* _TASK STATEMENT_
Omit all images. Write out the rest of the material exactly.

------ RECORD LIST

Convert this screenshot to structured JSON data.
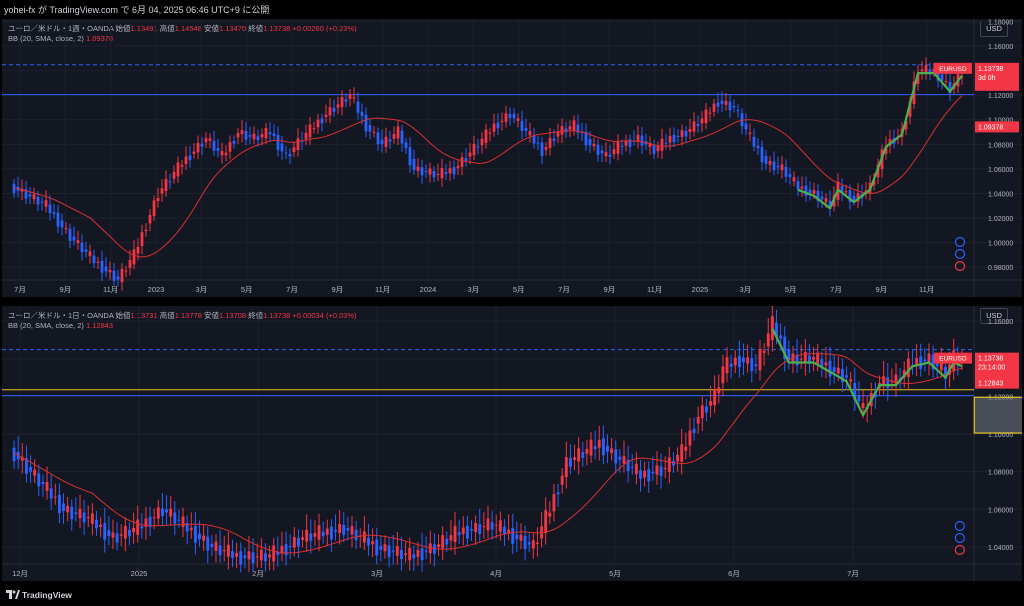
{
  "header": {
    "publish_text": "yohei-fx が TradingView.com で 6月 04, 2025 06:46 UTC+9 に公開"
  },
  "footer": {
    "brand": "TradingView"
  },
  "colors": {
    "up": "#f23645",
    "down": "#2962ff",
    "bb_mid": "#d93030",
    "overlay": "#4caf50",
    "hline": "#2962ff",
    "yellow": "#e8c41c"
  },
  "chart_data": [
    {
      "type": "candlestick",
      "title": "ユーロ／米ドル・1週・OANDA",
      "ohlc": {
        "open_label": "始値",
        "open": "1.13491",
        "high_label": "高値",
        "high": "1.14548",
        "low_label": "安値",
        "low": "1.13470",
        "close_label": "終値",
        "close": "1.13738",
        "change": "+0.00260 (+0.23%)"
      },
      "indicator": {
        "label": "BB (20, SMA, close, 2)",
        "value": "1.09378"
      },
      "currency": "USD",
      "symbol_tag": "EURUSD",
      "price_tag": "1.13738",
      "countdown": "3d 0h",
      "bb_tag": "1.09378",
      "y_ticks": [
        "1.18000",
        "1.16000",
        "1.14000",
        "1.12000",
        "1.10000",
        "1.08000",
        "1.06000",
        "1.04000",
        "1.02000",
        "1.00000",
        "0.98000"
      ],
      "ylim": [
        0.972,
        1.182
      ],
      "x_ticks": [
        "7月",
        "9月",
        "11月",
        "2023",
        "3月",
        "5月",
        "7月",
        "9月",
        "11月",
        "2024",
        "3月",
        "5月",
        "7月",
        "9月",
        "11月",
        "2025",
        "3月",
        "5月",
        "7月",
        "9月",
        "11月"
      ],
      "hlines": [
        1.1448,
        1.1204
      ],
      "anchors": [
        [
          0,
          1.045
        ],
        [
          8,
          1.03
        ],
        [
          14,
          1.005
        ],
        [
          20,
          0.985
        ],
        [
          26,
          0.97
        ],
        [
          30,
          0.99
        ],
        [
          36,
          1.04
        ],
        [
          42,
          1.065
        ],
        [
          48,
          1.085
        ],
        [
          52,
          1.07
        ],
        [
          56,
          1.09
        ],
        [
          60,
          1.085
        ],
        [
          64,
          1.09
        ],
        [
          68,
          1.07
        ],
        [
          72,
          1.085
        ],
        [
          78,
          1.105
        ],
        [
          84,
          1.12
        ],
        [
          88,
          1.095
        ],
        [
          92,
          1.08
        ],
        [
          96,
          1.09
        ],
        [
          100,
          1.06
        ],
        [
          106,
          1.055
        ],
        [
          110,
          1.06
        ],
        [
          116,
          1.08
        ],
        [
          120,
          1.095
        ],
        [
          124,
          1.105
        ],
        [
          128,
          1.09
        ],
        [
          132,
          1.075
        ],
        [
          136,
          1.09
        ],
        [
          140,
          1.095
        ],
        [
          144,
          1.08
        ],
        [
          148,
          1.07
        ],
        [
          152,
          1.08
        ],
        [
          156,
          1.085
        ],
        [
          160,
          1.075
        ],
        [
          164,
          1.085
        ],
        [
          168,
          1.09
        ],
        [
          172,
          1.1
        ],
        [
          176,
          1.115
        ],
        [
          180,
          1.11
        ],
        [
          184,
          1.085
        ],
        [
          188,
          1.065
        ],
        [
          192,
          1.06
        ],
        [
          196,
          1.045
        ],
        [
          200,
          1.04
        ],
        [
          204,
          1.03
        ],
        [
          206,
          1.045
        ],
        [
          210,
          1.035
        ],
        [
          214,
          1.045
        ],
        [
          218,
          1.08
        ],
        [
          222,
          1.09
        ],
        [
          226,
          1.14
        ],
        [
          230,
          1.14
        ],
        [
          234,
          1.125
        ],
        [
          237,
          1.138
        ]
      ]
    },
    {
      "type": "candlestick",
      "title": "ユーロ／米ドル・1日・OANDA",
      "ohlc": {
        "open_label": "始値",
        "open": "1.13731",
        "high_label": "高値",
        "high": "1.13778",
        "low_label": "安値",
        "low": "1.13708",
        "close_label": "終値",
        "close": "1.13738",
        "change": "+0.00034 (+0.03%)"
      },
      "indicator": {
        "label": "BB (20, SMA, close, 2)",
        "value": "1.12843"
      },
      "currency": "USD",
      "symbol_tag": "EURUSD",
      "price_tag": "1.13738",
      "countdown": "23:14:00",
      "bb_tag": "1.12843",
      "y_ticks": [
        "1.16000",
        "1.14000",
        "1.12000",
        "1.10000",
        "1.08000",
        "1.06000",
        "1.04000"
      ],
      "ylim": [
        1.032,
        1.168
      ],
      "x_ticks": [
        "12月",
        "2025",
        "2月",
        "3月",
        "4月",
        "5月",
        "6月",
        "7月"
      ],
      "hlines": [
        1.1448,
        1.1235,
        1.1204
      ],
      "rect": {
        "x0": 233,
        "x1": 254,
        "y0": 1.1195,
        "y1": 1.1005
      },
      "anchors": [
        [
          0,
          1.09
        ],
        [
          6,
          1.075
        ],
        [
          12,
          1.06
        ],
        [
          18,
          1.055
        ],
        [
          24,
          1.045
        ],
        [
          30,
          1.05
        ],
        [
          36,
          1.06
        ],
        [
          42,
          1.05
        ],
        [
          48,
          1.04
        ],
        [
          54,
          1.035
        ],
        [
          62,
          1.035
        ],
        [
          70,
          1.045
        ],
        [
          80,
          1.05
        ],
        [
          88,
          1.04
        ],
        [
          96,
          1.035
        ],
        [
          102,
          1.04
        ],
        [
          108,
          1.048
        ],
        [
          116,
          1.052
        ],
        [
          122,
          1.045
        ],
        [
          126,
          1.04
        ],
        [
          130,
          1.06
        ],
        [
          134,
          1.085
        ],
        [
          138,
          1.09
        ],
        [
          142,
          1.095
        ],
        [
          146,
          1.088
        ],
        [
          152,
          1.078
        ],
        [
          158,
          1.082
        ],
        [
          162,
          1.09
        ],
        [
          166,
          1.11
        ],
        [
          170,
          1.12
        ],
        [
          172,
          1.135
        ],
        [
          176,
          1.14
        ],
        [
          180,
          1.136
        ],
        [
          184,
          1.158
        ],
        [
          188,
          1.14
        ],
        [
          194,
          1.14
        ],
        [
          198,
          1.135
        ],
        [
          202,
          1.13
        ],
        [
          206,
          1.112
        ],
        [
          210,
          1.128
        ],
        [
          214,
          1.128
        ],
        [
          218,
          1.138
        ],
        [
          222,
          1.14
        ],
        [
          226,
          1.132
        ],
        [
          228,
          1.14
        ],
        [
          230,
          1.138
        ]
      ]
    }
  ]
}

------------

* _RESULT OF THE TASK_
Convert this screenshot to structured JSON data.
{
  "header": {
    "publish_text": "yohei-fx が TradingView.com で 6月 04, 2025 06:46 UTC+9 に公開"
  },
  "footer": {
    "brand": "TradingView"
  },
  "colors": {
    "up": "#f23645",
    "down": "#2962ff",
    "bb_mid": "#d93030",
    "overlay": "#4caf50",
    "hline": "#2962ff",
    "yellow": "#e8c41c"
  },
  "chart_data": [
    {
      "type": "candlestick",
      "title": "ユーロ／米ドル・1週・OANDA",
      "ohlc": {
        "open_label": "始値",
        "open": "1.13491",
        "high_label": "高値",
        "high": "1.14548",
        "low_label": "安値",
        "low": "1.13470",
        "close_label": "終値",
        "close": "1.13738",
        "change": "+0.00260 (+0.23%)"
      },
      "indicator": {
        "label": "BB (20, SMA, close, 2)",
        "value": "1.09378"
      },
      "currency": "USD",
      "symbol_tag": "EURUSD",
      "price_tag": "1.13738",
      "countdown": "3d 0h",
      "bb_tag": "1.09378",
      "y_ticks": [
        "1.18000",
        "1.16000",
        "1.14000",
        "1.12000",
        "1.10000",
        "1.08000",
        "1.06000",
        "1.04000",
        "1.02000",
        "1.00000",
        "0.98000"
      ],
      "ylim": [
        0.972,
        1.182
      ],
      "x_ticks": [
        "7月",
        "9月",
        "11月",
        "2023",
        "3月",
        "5月",
        "7月",
        "9月",
        "11月",
        "2024",
        "3月",
        "5月",
        "7月",
        "9月",
        "11月",
        "2025",
        "3月",
        "5月",
        "7月",
        "9月",
        "11月"
      ],
      "hlines": [
        1.1448,
        1.1204
      ],
      "anchors": [
        [
          0,
          1.045
        ],
        [
          8,
          1.03
        ],
        [
          14,
          1.005
        ],
        [
          20,
          0.985
        ],
        [
          26,
          0.97
        ],
        [
          30,
          0.99
        ],
        [
          36,
          1.04
        ],
        [
          42,
          1.065
        ],
        [
          48,
          1.085
        ],
        [
          52,
          1.07
        ],
        [
          56,
          1.09
        ],
        [
          60,
          1.085
        ],
        [
          64,
          1.09
        ],
        [
          68,
          1.07
        ],
        [
          72,
          1.085
        ],
        [
          78,
          1.105
        ],
        [
          84,
          1.12
        ],
        [
          88,
          1.095
        ],
        [
          92,
          1.08
        ],
        [
          96,
          1.09
        ],
        [
          100,
          1.06
        ],
        [
          106,
          1.055
        ],
        [
          110,
          1.06
        ],
        [
          116,
          1.08
        ],
        [
          120,
          1.095
        ],
        [
          124,
          1.105
        ],
        [
          128,
          1.09
        ],
        [
          132,
          1.075
        ],
        [
          136,
          1.09
        ],
        [
          140,
          1.095
        ],
        [
          144,
          1.08
        ],
        [
          148,
          1.07
        ],
        [
          152,
          1.08
        ],
        [
          156,
          1.085
        ],
        [
          160,
          1.075
        ],
        [
          164,
          1.085
        ],
        [
          168,
          1.09
        ],
        [
          172,
          1.1
        ],
        [
          176,
          1.115
        ],
        [
          180,
          1.11
        ],
        [
          184,
          1.085
        ],
        [
          188,
          1.065
        ],
        [
          192,
          1.06
        ],
        [
          196,
          1.045
        ],
        [
          200,
          1.04
        ],
        [
          204,
          1.03
        ],
        [
          206,
          1.045
        ],
        [
          210,
          1.035
        ],
        [
          214,
          1.045
        ],
        [
          218,
          1.08
        ],
        [
          222,
          1.09
        ],
        [
          226,
          1.14
        ],
        [
          230,
          1.14
        ],
        [
          234,
          1.125
        ],
        [
          237,
          1.138
        ]
      ]
    },
    {
      "type": "candlestick",
      "title": "ユーロ／米ドル・1日・OANDA",
      "ohlc": {
        "open_label": "始値",
        "open": "1.13731",
        "high_label": "高値",
        "high": "1.13778",
        "low_label": "安値",
        "low": "1.13708",
        "close_label": "終値",
        "close": "1.13738",
        "change": "+0.00034 (+0.03%)"
      },
      "indicator": {
        "label": "BB (20, SMA, close, 2)",
        "value": "1.12843"
      },
      "currency": "USD",
      "symbol_tag": "EURUSD",
      "price_tag": "1.13738",
      "countdown": "23:14:00",
      "bb_tag": "1.12843",
      "y_ticks": [
        "1.16000",
        "1.14000",
        "1.12000",
        "1.10000",
        "1.08000",
        "1.06000",
        "1.04000"
      ],
      "ylim": [
        1.032,
        1.168
      ],
      "x_ticks": [
        "12月",
        "2025",
        "2月",
        "3月",
        "4月",
        "5月",
        "6月",
        "7月"
      ],
      "hlines": [
        1.1448,
        1.1235,
        1.1204
      ],
      "rect": {
        "x0": 233,
        "x1": 254,
        "y0": 1.1195,
        "y1": 1.1005
      },
      "anchors": [
        [
          0,
          1.09
        ],
        [
          6,
          1.075
        ],
        [
          12,
          1.06
        ],
        [
          18,
          1.055
        ],
        [
          24,
          1.045
        ],
        [
          30,
          1.05
        ],
        [
          36,
          1.06
        ],
        [
          42,
          1.05
        ],
        [
          48,
          1.04
        ],
        [
          54,
          1.035
        ],
        [
          62,
          1.035
        ],
        [
          70,
          1.045
        ],
        [
          80,
          1.05
        ],
        [
          88,
          1.04
        ],
        [
          96,
          1.035
        ],
        [
          102,
          1.04
        ],
        [
          108,
          1.048
        ],
        [
          116,
          1.052
        ],
        [
          122,
          1.045
        ],
        [
          126,
          1.04
        ],
        [
          130,
          1.06
        ],
        [
          134,
          1.085
        ],
        [
          138,
          1.09
        ],
        [
          142,
          1.095
        ],
        [
          146,
          1.088
        ],
        [
          152,
          1.078
        ],
        [
          158,
          1.082
        ],
        [
          162,
          1.09
        ],
        [
          166,
          1.11
        ],
        [
          170,
          1.12
        ],
        [
          172,
          1.135
        ],
        [
          176,
          1.14
        ],
        [
          180,
          1.136
        ],
        [
          184,
          1.158
        ],
        [
          188,
          1.14
        ],
        [
          194,
          1.14
        ],
        [
          198,
          1.135
        ],
        [
          202,
          1.13
        ],
        [
          206,
          1.112
        ],
        [
          210,
          1.128
        ],
        [
          214,
          1.128
        ],
        [
          218,
          1.138
        ],
        [
          222,
          1.14
        ],
        [
          226,
          1.132
        ],
        [
          228,
          1.14
        ],
        [
          230,
          1.138
        ]
      ]
    }
  ]
}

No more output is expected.